> [Given request] Without skipping anything, write out each record below exactly.

[Recorded data]
------------------------------------------------------------------------
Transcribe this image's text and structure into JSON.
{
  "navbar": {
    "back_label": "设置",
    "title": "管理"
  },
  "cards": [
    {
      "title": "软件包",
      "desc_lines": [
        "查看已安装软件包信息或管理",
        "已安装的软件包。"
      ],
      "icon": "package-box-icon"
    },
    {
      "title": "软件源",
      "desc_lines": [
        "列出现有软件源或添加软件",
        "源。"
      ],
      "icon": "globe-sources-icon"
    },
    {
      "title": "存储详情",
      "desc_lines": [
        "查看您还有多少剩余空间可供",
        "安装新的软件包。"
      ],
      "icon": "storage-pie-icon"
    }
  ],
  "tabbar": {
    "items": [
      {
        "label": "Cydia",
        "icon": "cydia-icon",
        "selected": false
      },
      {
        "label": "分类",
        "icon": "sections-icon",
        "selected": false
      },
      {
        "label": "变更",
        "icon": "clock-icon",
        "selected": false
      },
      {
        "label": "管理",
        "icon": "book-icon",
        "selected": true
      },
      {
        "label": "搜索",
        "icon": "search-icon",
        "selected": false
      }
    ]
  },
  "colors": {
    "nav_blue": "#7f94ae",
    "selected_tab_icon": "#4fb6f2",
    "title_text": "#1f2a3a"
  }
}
------------------------------------------------------------------------
> [Expected answer]
Transcribe this image's text and structure into JSON.
{
  "navbar": {
    "back_label": "设置",
    "title": "管理"
  },
  "cards": [
    {
      "title": "软件包",
      "desc_lines": [
        "查看已安装软件包信息或管理",
        "已安装的软件包。"
      ],
      "icon": "package-box-icon"
    },
    {
      "title": "软件源",
      "desc_lines": [
        "列出现有软件源或添加软件",
        "源。"
      ],
      "icon": "globe-sources-icon"
    },
    {
      "title": "存储详情",
      "desc_lines": [
        "查看您还有多少剩余空间可供",
        "安装新的软件包。"
      ],
      "icon": "storage-pie-icon"
    }
  ],
  "tabbar": {
    "items": [
      {
        "label": "Cydia",
        "icon": "cydia-icon",
        "selected": false
      },
      {
        "label": "分类",
        "icon": "sections-icon",
        "selected": false
      },
      {
        "label": "变更",
        "icon": "clock-icon",
        "selected": false
      },
      {
        "label": "管理",
        "icon": "book-icon",
        "selected": true
      },
      {
        "label": "搜索",
        "icon": "search-icon",
        "selected": false
      }
    ]
  },
  "colors": {
    "nav_blue": "#7f94ae",
    "selected_tab_icon": "#4fb6f2",
    "title_text": "#1f2a3a"
  }
}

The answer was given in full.